==== Dataset records ====

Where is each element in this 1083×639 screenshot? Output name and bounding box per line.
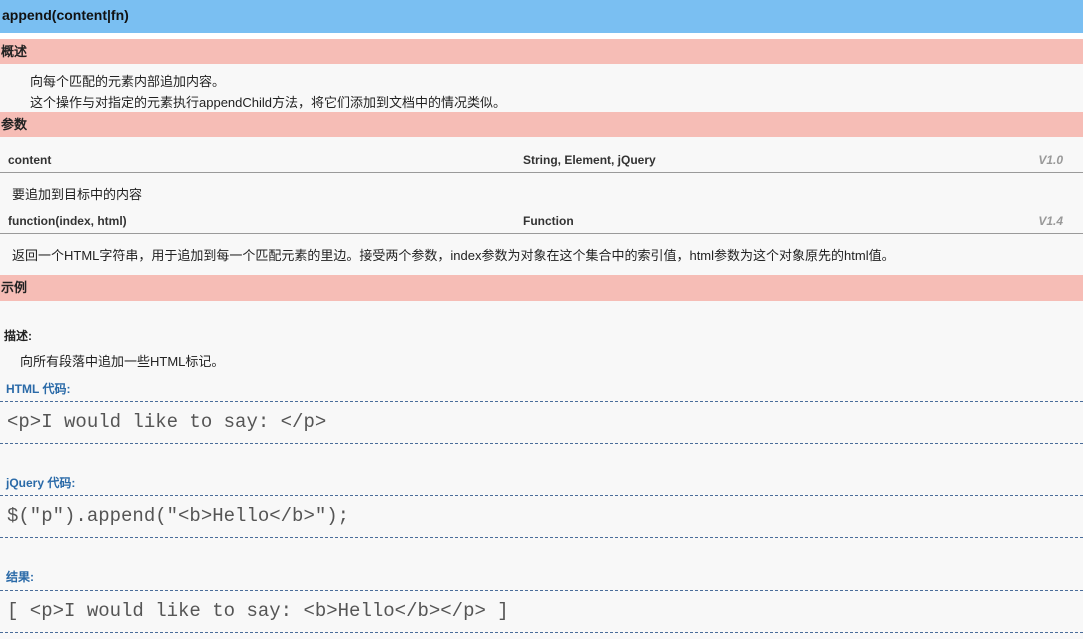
overview-line-1: 向每个匹配的元素内部追加内容。 bbox=[30, 74, 226, 89]
html-code-label: HTML 代码: bbox=[6, 382, 71, 396]
example-desc-label: 描述: bbox=[4, 329, 32, 343]
param-name: content bbox=[8, 153, 52, 167]
param-name: function(index, html) bbox=[8, 214, 127, 228]
example-desc: 向所有段落中追加一些HTML标记。 bbox=[20, 354, 225, 369]
jquery-code-label: jQuery 代码: bbox=[6, 476, 76, 490]
result-label: 结果: bbox=[6, 570, 34, 584]
jquery-code-block: $("p").append("<b>Hello</b>"); bbox=[0, 495, 1083, 538]
param-type: Function bbox=[523, 214, 574, 228]
params-heading: 参数 bbox=[0, 112, 1083, 137]
result-code-block: [ <p>I would like to say: <b>Hello</b></… bbox=[0, 590, 1083, 633]
example-heading: 示例 bbox=[0, 275, 1083, 301]
param-desc-content: 要追加到目标中的内容 bbox=[12, 187, 143, 202]
param-row-content: content String, Element, jQuery V1.0 bbox=[0, 148, 1083, 173]
html-code-block: <p>I would like to say: </p> bbox=[0, 401, 1083, 444]
page-title: append(content|fn) bbox=[2, 7, 129, 23]
overview-line-2: 这个操作与对指定的元素执行appendChild方法，将它们添加到文档中的情况类… bbox=[30, 95, 507, 110]
param-row-function: function(index, html) Function V1.4 bbox=[0, 209, 1083, 234]
param-type: String, Element, jQuery bbox=[523, 153, 656, 167]
header-bar: append(content|fn) bbox=[0, 0, 1083, 33]
overview-heading: 概述 bbox=[0, 39, 1083, 64]
param-version: V1.4 bbox=[1038, 214, 1063, 228]
param-desc-function: 返回一个HTML字符串，用于追加到每一个匹配元素的里边。接受两个参数，index… bbox=[12, 248, 895, 263]
param-version: V1.0 bbox=[1038, 153, 1063, 167]
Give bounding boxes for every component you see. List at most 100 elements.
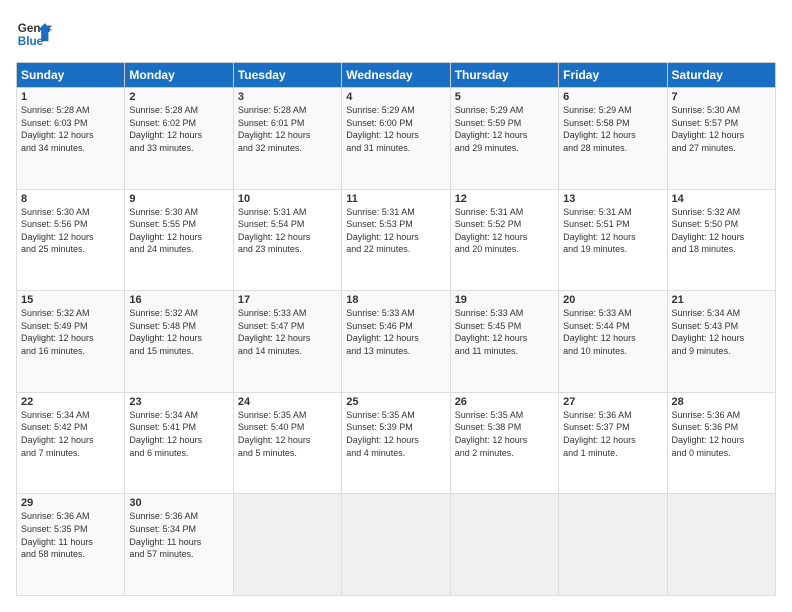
day-number: 2 — [129, 91, 228, 103]
day-number: 6 — [563, 91, 662, 103]
day-number: 19 — [455, 294, 554, 306]
day-info: Sunrise: 5:36 AM Sunset: 5:37 PM Dayligh… — [563, 409, 662, 459]
day-cell: 16Sunrise: 5:32 AM Sunset: 5:48 PM Dayli… — [125, 291, 233, 393]
week-row-2: 8Sunrise: 5:30 AM Sunset: 5:56 PM Daylig… — [17, 189, 776, 291]
day-number: 8 — [21, 193, 120, 205]
day-number: 28 — [672, 396, 771, 408]
day-info: Sunrise: 5:30 AM Sunset: 5:57 PM Dayligh… — [672, 104, 771, 154]
day-number: 12 — [455, 193, 554, 205]
day-info: Sunrise: 5:31 AM Sunset: 5:54 PM Dayligh… — [238, 206, 337, 256]
day-cell: 9Sunrise: 5:30 AM Sunset: 5:55 PM Daylig… — [125, 189, 233, 291]
day-number: 18 — [346, 294, 445, 306]
day-info: Sunrise: 5:35 AM Sunset: 5:38 PM Dayligh… — [455, 409, 554, 459]
day-cell: 28Sunrise: 5:36 AM Sunset: 5:36 PM Dayli… — [667, 392, 775, 494]
day-info: Sunrise: 5:30 AM Sunset: 5:56 PM Dayligh… — [21, 206, 120, 256]
day-info: Sunrise: 5:34 AM Sunset: 5:42 PM Dayligh… — [21, 409, 120, 459]
day-cell: 12Sunrise: 5:31 AM Sunset: 5:52 PM Dayli… — [450, 189, 558, 291]
day-cell: 1Sunrise: 5:28 AM Sunset: 6:03 PM Daylig… — [17, 88, 125, 190]
day-cell: 25Sunrise: 5:35 AM Sunset: 5:39 PM Dayli… — [342, 392, 450, 494]
day-cell: 4Sunrise: 5:29 AM Sunset: 6:00 PM Daylig… — [342, 88, 450, 190]
logo: General Blue — [16, 16, 52, 52]
day-number: 30 — [129, 497, 228, 509]
day-number: 29 — [21, 497, 120, 509]
day-number: 22 — [21, 396, 120, 408]
day-cell: 23Sunrise: 5:34 AM Sunset: 5:41 PM Dayli… — [125, 392, 233, 494]
logo-icon: General Blue — [16, 16, 52, 52]
day-cell: 5Sunrise: 5:29 AM Sunset: 5:59 PM Daylig… — [450, 88, 558, 190]
day-cell — [233, 494, 341, 596]
day-cell: 6Sunrise: 5:29 AM Sunset: 5:58 PM Daylig… — [559, 88, 667, 190]
header: General Blue — [16, 16, 776, 52]
day-info: Sunrise: 5:33 AM Sunset: 5:47 PM Dayligh… — [238, 307, 337, 357]
day-cell: 8Sunrise: 5:30 AM Sunset: 5:56 PM Daylig… — [17, 189, 125, 291]
day-cell: 24Sunrise: 5:35 AM Sunset: 5:40 PM Dayli… — [233, 392, 341, 494]
day-info: Sunrise: 5:36 AM Sunset: 5:35 PM Dayligh… — [21, 510, 120, 560]
day-cell: 7Sunrise: 5:30 AM Sunset: 5:57 PM Daylig… — [667, 88, 775, 190]
week-row-1: 1Sunrise: 5:28 AM Sunset: 6:03 PM Daylig… — [17, 88, 776, 190]
day-number: 5 — [455, 91, 554, 103]
day-number: 14 — [672, 193, 771, 205]
day-info: Sunrise: 5:35 AM Sunset: 5:39 PM Dayligh… — [346, 409, 445, 459]
weekday-header-sunday: Sunday — [17, 63, 125, 88]
weekday-header-friday: Friday — [559, 63, 667, 88]
day-info: Sunrise: 5:33 AM Sunset: 5:45 PM Dayligh… — [455, 307, 554, 357]
day-cell: 29Sunrise: 5:36 AM Sunset: 5:35 PM Dayli… — [17, 494, 125, 596]
day-number: 13 — [563, 193, 662, 205]
day-number: 1 — [21, 91, 120, 103]
day-number: 9 — [129, 193, 228, 205]
week-row-3: 15Sunrise: 5:32 AM Sunset: 5:49 PM Dayli… — [17, 291, 776, 393]
day-info: Sunrise: 5:36 AM Sunset: 5:34 PM Dayligh… — [129, 510, 228, 560]
day-info: Sunrise: 5:34 AM Sunset: 5:43 PM Dayligh… — [672, 307, 771, 357]
day-number: 16 — [129, 294, 228, 306]
day-cell: 17Sunrise: 5:33 AM Sunset: 5:47 PM Dayli… — [233, 291, 341, 393]
day-cell: 15Sunrise: 5:32 AM Sunset: 5:49 PM Dayli… — [17, 291, 125, 393]
day-cell: 19Sunrise: 5:33 AM Sunset: 5:45 PM Dayli… — [450, 291, 558, 393]
weekday-header-wednesday: Wednesday — [342, 63, 450, 88]
day-cell: 22Sunrise: 5:34 AM Sunset: 5:42 PM Dayli… — [17, 392, 125, 494]
day-number: 3 — [238, 91, 337, 103]
day-info: Sunrise: 5:33 AM Sunset: 5:46 PM Dayligh… — [346, 307, 445, 357]
day-info: Sunrise: 5:29 AM Sunset: 5:59 PM Dayligh… — [455, 104, 554, 154]
day-number: 26 — [455, 396, 554, 408]
day-cell: 21Sunrise: 5:34 AM Sunset: 5:43 PM Dayli… — [667, 291, 775, 393]
day-info: Sunrise: 5:35 AM Sunset: 5:40 PM Dayligh… — [238, 409, 337, 459]
day-cell: 30Sunrise: 5:36 AM Sunset: 5:34 PM Dayli… — [125, 494, 233, 596]
day-cell: 11Sunrise: 5:31 AM Sunset: 5:53 PM Dayli… — [342, 189, 450, 291]
day-info: Sunrise: 5:29 AM Sunset: 5:58 PM Dayligh… — [563, 104, 662, 154]
page: General Blue SundayMondayTuesdayWednesda… — [0, 0, 792, 612]
day-number: 10 — [238, 193, 337, 205]
svg-text:Blue: Blue — [18, 35, 44, 48]
day-info: Sunrise: 5:36 AM Sunset: 5:36 PM Dayligh… — [672, 409, 771, 459]
weekday-header-saturday: Saturday — [667, 63, 775, 88]
day-cell — [667, 494, 775, 596]
day-cell: 2Sunrise: 5:28 AM Sunset: 6:02 PM Daylig… — [125, 88, 233, 190]
day-cell: 20Sunrise: 5:33 AM Sunset: 5:44 PM Dayli… — [559, 291, 667, 393]
day-cell — [559, 494, 667, 596]
day-cell: 13Sunrise: 5:31 AM Sunset: 5:51 PM Dayli… — [559, 189, 667, 291]
weekday-header-thursday: Thursday — [450, 63, 558, 88]
day-cell: 18Sunrise: 5:33 AM Sunset: 5:46 PM Dayli… — [342, 291, 450, 393]
day-number: 4 — [346, 91, 445, 103]
day-info: Sunrise: 5:34 AM Sunset: 5:41 PM Dayligh… — [129, 409, 228, 459]
day-cell — [450, 494, 558, 596]
day-info: Sunrise: 5:28 AM Sunset: 6:02 PM Dayligh… — [129, 104, 228, 154]
day-number: 27 — [563, 396, 662, 408]
weekday-header-row: SundayMondayTuesdayWednesdayThursdayFrid… — [17, 63, 776, 88]
day-number: 11 — [346, 193, 445, 205]
week-row-5: 29Sunrise: 5:36 AM Sunset: 5:35 PM Dayli… — [17, 494, 776, 596]
weekday-header-monday: Monday — [125, 63, 233, 88]
day-info: Sunrise: 5:28 AM Sunset: 6:01 PM Dayligh… — [238, 104, 337, 154]
day-number: 15 — [21, 294, 120, 306]
day-info: Sunrise: 5:31 AM Sunset: 5:51 PM Dayligh… — [563, 206, 662, 256]
day-info: Sunrise: 5:32 AM Sunset: 5:48 PM Dayligh… — [129, 307, 228, 357]
day-number: 24 — [238, 396, 337, 408]
day-info: Sunrise: 5:31 AM Sunset: 5:53 PM Dayligh… — [346, 206, 445, 256]
day-number: 23 — [129, 396, 228, 408]
calendar: SundayMondayTuesdayWednesdayThursdayFrid… — [16, 62, 776, 596]
day-cell: 26Sunrise: 5:35 AM Sunset: 5:38 PM Dayli… — [450, 392, 558, 494]
day-number: 17 — [238, 294, 337, 306]
week-row-4: 22Sunrise: 5:34 AM Sunset: 5:42 PM Dayli… — [17, 392, 776, 494]
day-info: Sunrise: 5:31 AM Sunset: 5:52 PM Dayligh… — [455, 206, 554, 256]
day-cell: 27Sunrise: 5:36 AM Sunset: 5:37 PM Dayli… — [559, 392, 667, 494]
day-cell: 14Sunrise: 5:32 AM Sunset: 5:50 PM Dayli… — [667, 189, 775, 291]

====

What is needed — Write out, without alteration, the lines in the entries above from the line containing "overview-line-1: 向每个匹配的元素内部追加内容。 bbox=[30, 74, 226, 89]" through the line containing "95, 507, 110]", inclusive.

Answer to the problem —
overview-line-1: 向每个匹配的元素内部追加内容。 bbox=[30, 74, 226, 89]
html-code-label: HTML 代码: bbox=[6, 382, 71, 396]
example-desc-label: 描述: bbox=[4, 329, 32, 343]
param-name: content bbox=[8, 153, 52, 167]
param-name: function(index, html) bbox=[8, 214, 127, 228]
example-desc: 向所有段落中追加一些HTML标记。 bbox=[20, 354, 225, 369]
jquery-code-label: jQuery 代码: bbox=[6, 476, 76, 490]
result-label: 结果: bbox=[6, 570, 34, 584]
jquery-code-block: $("p").append("<b>Hello</b>"); bbox=[0, 495, 1083, 538]
param-type: Function bbox=[523, 214, 574, 228]
params-heading: 参数 bbox=[0, 112, 1083, 137]
result-code-block: [ <p>I would like to say: <b>Hello</b></… bbox=[0, 590, 1083, 633]
example-heading: 示例 bbox=[0, 275, 1083, 301]
param-desc-content: 要追加到目标中的内容 bbox=[12, 187, 143, 202]
param-row-content: content String, Element, jQuery V1.0 bbox=[0, 148, 1083, 173]
html-code-block: <p>I would like to say: </p> bbox=[0, 401, 1083, 444]
page-title: append(content|fn) bbox=[2, 7, 129, 23]
overview-line-2: 这个操作与对指定的元素执行appendChild方法，将它们添加到文档中的情况类… bbox=[30, 95, 507, 110]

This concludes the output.